▶ RECORDS FOR PROCESSING:

= = = = = = =

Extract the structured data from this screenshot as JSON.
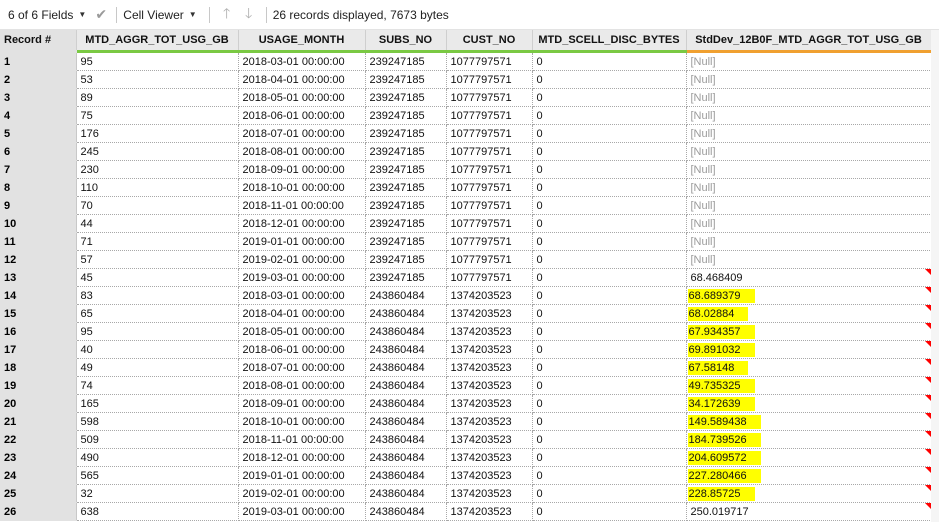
{
  "toolbar": {
    "fields_label": "6 of 6 Fields",
    "viewer_label": "Cell Viewer",
    "status": "26 records displayed, 7673 bytes"
  },
  "colors": {
    "highlight": "#ffff00",
    "flag": "#ff0000",
    "header_text_col": "#7ac943",
    "header_num_col": "#f0a030"
  },
  "columns": [
    "Record #",
    "MTD_AGGR_TOT_USG_GB",
    "USAGE_MONTH",
    "SUBS_NO",
    "CUST_NO",
    "MTD_SCELL_DISC_BYTES",
    "StdDev_12B0F_MTD_AGGR_TOT_USG_GB"
  ],
  "rows": [
    {
      "rec": "1",
      "gb": "95",
      "month": "2018-03-01 00:00:00",
      "subs": "239247185",
      "cust": "1077797571",
      "disc": "0",
      "std": "[Null]",
      "null": true,
      "hl": false,
      "flag": false
    },
    {
      "rec": "2",
      "gb": "53",
      "month": "2018-04-01 00:00:00",
      "subs": "239247185",
      "cust": "1077797571",
      "disc": "0",
      "std": "[Null]",
      "null": true,
      "hl": false,
      "flag": false
    },
    {
      "rec": "3",
      "gb": "89",
      "month": "2018-05-01 00:00:00",
      "subs": "239247185",
      "cust": "1077797571",
      "disc": "0",
      "std": "[Null]",
      "null": true,
      "hl": false,
      "flag": false
    },
    {
      "rec": "4",
      "gb": "75",
      "month": "2018-06-01 00:00:00",
      "subs": "239247185",
      "cust": "1077797571",
      "disc": "0",
      "std": "[Null]",
      "null": true,
      "hl": false,
      "flag": false
    },
    {
      "rec": "5",
      "gb": "176",
      "month": "2018-07-01 00:00:00",
      "subs": "239247185",
      "cust": "1077797571",
      "disc": "0",
      "std": "[Null]",
      "null": true,
      "hl": false,
      "flag": false
    },
    {
      "rec": "6",
      "gb": "245",
      "month": "2018-08-01 00:00:00",
      "subs": "239247185",
      "cust": "1077797571",
      "disc": "0",
      "std": "[Null]",
      "null": true,
      "hl": false,
      "flag": false
    },
    {
      "rec": "7",
      "gb": "230",
      "month": "2018-09-01 00:00:00",
      "subs": "239247185",
      "cust": "1077797571",
      "disc": "0",
      "std": "[Null]",
      "null": true,
      "hl": false,
      "flag": false
    },
    {
      "rec": "8",
      "gb": "110",
      "month": "2018-10-01 00:00:00",
      "subs": "239247185",
      "cust": "1077797571",
      "disc": "0",
      "std": "[Null]",
      "null": true,
      "hl": false,
      "flag": false
    },
    {
      "rec": "9",
      "gb": "70",
      "month": "2018-11-01 00:00:00",
      "subs": "239247185",
      "cust": "1077797571",
      "disc": "0",
      "std": "[Null]",
      "null": true,
      "hl": false,
      "flag": false
    },
    {
      "rec": "10",
      "gb": "44",
      "month": "2018-12-01 00:00:00",
      "subs": "239247185",
      "cust": "1077797571",
      "disc": "0",
      "std": "[Null]",
      "null": true,
      "hl": false,
      "flag": false
    },
    {
      "rec": "11",
      "gb": "71",
      "month": "2019-01-01 00:00:00",
      "subs": "239247185",
      "cust": "1077797571",
      "disc": "0",
      "std": "[Null]",
      "null": true,
      "hl": false,
      "flag": false
    },
    {
      "rec": "12",
      "gb": "57",
      "month": "2019-02-01 00:00:00",
      "subs": "239247185",
      "cust": "1077797571",
      "disc": "0",
      "std": "[Null]",
      "null": true,
      "hl": false,
      "flag": false
    },
    {
      "rec": "13",
      "gb": "45",
      "month": "2019-03-01 00:00:00",
      "subs": "239247185",
      "cust": "1077797571",
      "disc": "0",
      "std": "68.468409",
      "null": false,
      "hl": false,
      "flag": true
    },
    {
      "rec": "14",
      "gb": "83",
      "month": "2018-03-01 00:00:00",
      "subs": "243860484",
      "cust": "1374203523",
      "disc": "0",
      "std": "68.689379",
      "null": false,
      "hl": true,
      "flag": true
    },
    {
      "rec": "15",
      "gb": "65",
      "month": "2018-04-01 00:00:00",
      "subs": "243860484",
      "cust": "1374203523",
      "disc": "0",
      "std": "68.02884",
      "null": false,
      "hl": true,
      "flag": true
    },
    {
      "rec": "16",
      "gb": "95",
      "month": "2018-05-01 00:00:00",
      "subs": "243860484",
      "cust": "1374203523",
      "disc": "0",
      "std": "67.934357",
      "null": false,
      "hl": true,
      "flag": true
    },
    {
      "rec": "17",
      "gb": "40",
      "month": "2018-06-01 00:00:00",
      "subs": "243860484",
      "cust": "1374203523",
      "disc": "0",
      "std": "69.891032",
      "null": false,
      "hl": true,
      "flag": true
    },
    {
      "rec": "18",
      "gb": "49",
      "month": "2018-07-01 00:00:00",
      "subs": "243860484",
      "cust": "1374203523",
      "disc": "0",
      "std": "67.58148",
      "null": false,
      "hl": true,
      "flag": true
    },
    {
      "rec": "19",
      "gb": "74",
      "month": "2018-08-01 00:00:00",
      "subs": "243860484",
      "cust": "1374203523",
      "disc": "0",
      "std": "49.735325",
      "null": false,
      "hl": true,
      "flag": true
    },
    {
      "rec": "20",
      "gb": "165",
      "month": "2018-09-01 00:00:00",
      "subs": "243860484",
      "cust": "1374203523",
      "disc": "0",
      "std": "34.172639",
      "null": false,
      "hl": true,
      "flag": true
    },
    {
      "rec": "21",
      "gb": "598",
      "month": "2018-10-01 00:00:00",
      "subs": "243860484",
      "cust": "1374203523",
      "disc": "0",
      "std": "149.589438",
      "null": false,
      "hl": true,
      "flag": true
    },
    {
      "rec": "22",
      "gb": "509",
      "month": "2018-11-01 00:00:00",
      "subs": "243860484",
      "cust": "1374203523",
      "disc": "0",
      "std": "184.739526",
      "null": false,
      "hl": true,
      "flag": true
    },
    {
      "rec": "23",
      "gb": "490",
      "month": "2018-12-01 00:00:00",
      "subs": "243860484",
      "cust": "1374203523",
      "disc": "0",
      "std": "204.609572",
      "null": false,
      "hl": true,
      "flag": true
    },
    {
      "rec": "24",
      "gb": "565",
      "month": "2019-01-01 00:00:00",
      "subs": "243860484",
      "cust": "1374203523",
      "disc": "0",
      "std": "227.280466",
      "null": false,
      "hl": true,
      "flag": true
    },
    {
      "rec": "25",
      "gb": "32",
      "month": "2019-02-01 00:00:00",
      "subs": "243860484",
      "cust": "1374203523",
      "disc": "0",
      "std": "228.85725",
      "null": false,
      "hl": true,
      "flag": true
    },
    {
      "rec": "26",
      "gb": "638",
      "month": "2019-03-01 00:00:00",
      "subs": "243860484",
      "cust": "1374203523",
      "disc": "0",
      "std": "250.019717",
      "null": false,
      "hl": false,
      "flag": true
    }
  ]
}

= = = = = = =

▶ EXERCISE REQUIREMENTS: Reproduce the entries exactly. Do not carry over any picture.

▶ TASK OUTPUT:
Extract the structured data from this screenshot as JSON.
{
  "toolbar": {
    "fields_label": "6 of 6 Fields",
    "viewer_label": "Cell Viewer",
    "status": "26 records displayed, 7673 bytes"
  },
  "colors": {
    "highlight": "#ffff00",
    "flag": "#ff0000",
    "header_text_col": "#7ac943",
    "header_num_col": "#f0a030"
  },
  "columns": [
    "Record #",
    "MTD_AGGR_TOT_USG_GB",
    "USAGE_MONTH",
    "SUBS_NO",
    "CUST_NO",
    "MTD_SCELL_DISC_BYTES",
    "StdDev_12B0F_MTD_AGGR_TOT_USG_GB"
  ],
  "rows": [
    {
      "rec": "1",
      "gb": "95",
      "month": "2018-03-01 00:00:00",
      "subs": "239247185",
      "cust": "1077797571",
      "disc": "0",
      "std": "[Null]",
      "null": true,
      "hl": false,
      "flag": false
    },
    {
      "rec": "2",
      "gb": "53",
      "month": "2018-04-01 00:00:00",
      "subs": "239247185",
      "cust": "1077797571",
      "disc": "0",
      "std": "[Null]",
      "null": true,
      "hl": false,
      "flag": false
    },
    {
      "rec": "3",
      "gb": "89",
      "month": "2018-05-01 00:00:00",
      "subs": "239247185",
      "cust": "1077797571",
      "disc": "0",
      "std": "[Null]",
      "null": true,
      "hl": false,
      "flag": false
    },
    {
      "rec": "4",
      "gb": "75",
      "month": "2018-06-01 00:00:00",
      "subs": "239247185",
      "cust": "1077797571",
      "disc": "0",
      "std": "[Null]",
      "null": true,
      "hl": false,
      "flag": false
    },
    {
      "rec": "5",
      "gb": "176",
      "month": "2018-07-01 00:00:00",
      "subs": "239247185",
      "cust": "1077797571",
      "disc": "0",
      "std": "[Null]",
      "null": true,
      "hl": false,
      "flag": false
    },
    {
      "rec": "6",
      "gb": "245",
      "month": "2018-08-01 00:00:00",
      "subs": "239247185",
      "cust": "1077797571",
      "disc": "0",
      "std": "[Null]",
      "null": true,
      "hl": false,
      "flag": false
    },
    {
      "rec": "7",
      "gb": "230",
      "month": "2018-09-01 00:00:00",
      "subs": "239247185",
      "cust": "1077797571",
      "disc": "0",
      "std": "[Null]",
      "null": true,
      "hl": false,
      "flag": false
    },
    {
      "rec": "8",
      "gb": "110",
      "month": "2018-10-01 00:00:00",
      "subs": "239247185",
      "cust": "1077797571",
      "disc": "0",
      "std": "[Null]",
      "null": true,
      "hl": false,
      "flag": false
    },
    {
      "rec": "9",
      "gb": "70",
      "month": "2018-11-01 00:00:00",
      "subs": "239247185",
      "cust": "1077797571",
      "disc": "0",
      "std": "[Null]",
      "null": true,
      "hl": false,
      "flag": false
    },
    {
      "rec": "10",
      "gb": "44",
      "month": "2018-12-01 00:00:00",
      "subs": "239247185",
      "cust": "1077797571",
      "disc": "0",
      "std": "[Null]",
      "null": true,
      "hl": false,
      "flag": false
    },
    {
      "rec": "11",
      "gb": "71",
      "month": "2019-01-01 00:00:00",
      "subs": "239247185",
      "cust": "1077797571",
      "disc": "0",
      "std": "[Null]",
      "null": true,
      "hl": false,
      "flag": false
    },
    {
      "rec": "12",
      "gb": "57",
      "month": "2019-02-01 00:00:00",
      "subs": "239247185",
      "cust": "1077797571",
      "disc": "0",
      "std": "[Null]",
      "null": true,
      "hl": false,
      "flag": false
    },
    {
      "rec": "13",
      "gb": "45",
      "month": "2019-03-01 00:00:00",
      "subs": "239247185",
      "cust": "1077797571",
      "disc": "0",
      "std": "68.468409",
      "null": false,
      "hl": false,
      "flag": true
    },
    {
      "rec": "14",
      "gb": "83",
      "month": "2018-03-01 00:00:00",
      "subs": "243860484",
      "cust": "1374203523",
      "disc": "0",
      "std": "68.689379",
      "null": false,
      "hl": true,
      "flag": true
    },
    {
      "rec": "15",
      "gb": "65",
      "month": "2018-04-01 00:00:00",
      "subs": "243860484",
      "cust": "1374203523",
      "disc": "0",
      "std": "68.02884",
      "null": false,
      "hl": true,
      "flag": true
    },
    {
      "rec": "16",
      "gb": "95",
      "month": "2018-05-01 00:00:00",
      "subs": "243860484",
      "cust": "1374203523",
      "disc": "0",
      "std": "67.934357",
      "null": false,
      "hl": true,
      "flag": true
    },
    {
      "rec": "17",
      "gb": "40",
      "month": "2018-06-01 00:00:00",
      "subs": "243860484",
      "cust": "1374203523",
      "disc": "0",
      "std": "69.891032",
      "null": false,
      "hl": true,
      "flag": true
    },
    {
      "rec": "18",
      "gb": "49",
      "month": "2018-07-01 00:00:00",
      "subs": "243860484",
      "cust": "1374203523",
      "disc": "0",
      "std": "67.58148",
      "null": false,
      "hl": true,
      "flag": true
    },
    {
      "rec": "19",
      "gb": "74",
      "month": "2018-08-01 00:00:00",
      "subs": "243860484",
      "cust": "1374203523",
      "disc": "0",
      "std": "49.735325",
      "null": false,
      "hl": true,
      "flag": true
    },
    {
      "rec": "20",
      "gb": "165",
      "month": "2018-09-01 00:00:00",
      "subs": "243860484",
      "cust": "1374203523",
      "disc": "0",
      "std": "34.172639",
      "null": false,
      "hl": true,
      "flag": true
    },
    {
      "rec": "21",
      "gb": "598",
      "month": "2018-10-01 00:00:00",
      "subs": "243860484",
      "cust": "1374203523",
      "disc": "0",
      "std": "149.589438",
      "null": false,
      "hl": true,
      "flag": true
    },
    {
      "rec": "22",
      "gb": "509",
      "month": "2018-11-01 00:00:00",
      "subs": "243860484",
      "cust": "1374203523",
      "disc": "0",
      "std": "184.739526",
      "null": false,
      "hl": true,
      "flag": true
    },
    {
      "rec": "23",
      "gb": "490",
      "month": "2018-12-01 00:00:00",
      "subs": "243860484",
      "cust": "1374203523",
      "disc": "0",
      "std": "204.609572",
      "null": false,
      "hl": true,
      "flag": true
    },
    {
      "rec": "24",
      "gb": "565",
      "month": "2019-01-01 00:00:00",
      "subs": "243860484",
      "cust": "1374203523",
      "disc": "0",
      "std": "227.280466",
      "null": false,
      "hl": true,
      "flag": true
    },
    {
      "rec": "25",
      "gb": "32",
      "month": "2019-02-01 00:00:00",
      "subs": "243860484",
      "cust": "1374203523",
      "disc": "0",
      "std": "228.85725",
      "null": false,
      "hl": true,
      "flag": true
    },
    {
      "rec": "26",
      "gb": "638",
      "month": "2019-03-01 00:00:00",
      "subs": "243860484",
      "cust": "1374203523",
      "disc": "0",
      "std": "250.019717",
      "null": false,
      "hl": false,
      "flag": true
    }
  ]
}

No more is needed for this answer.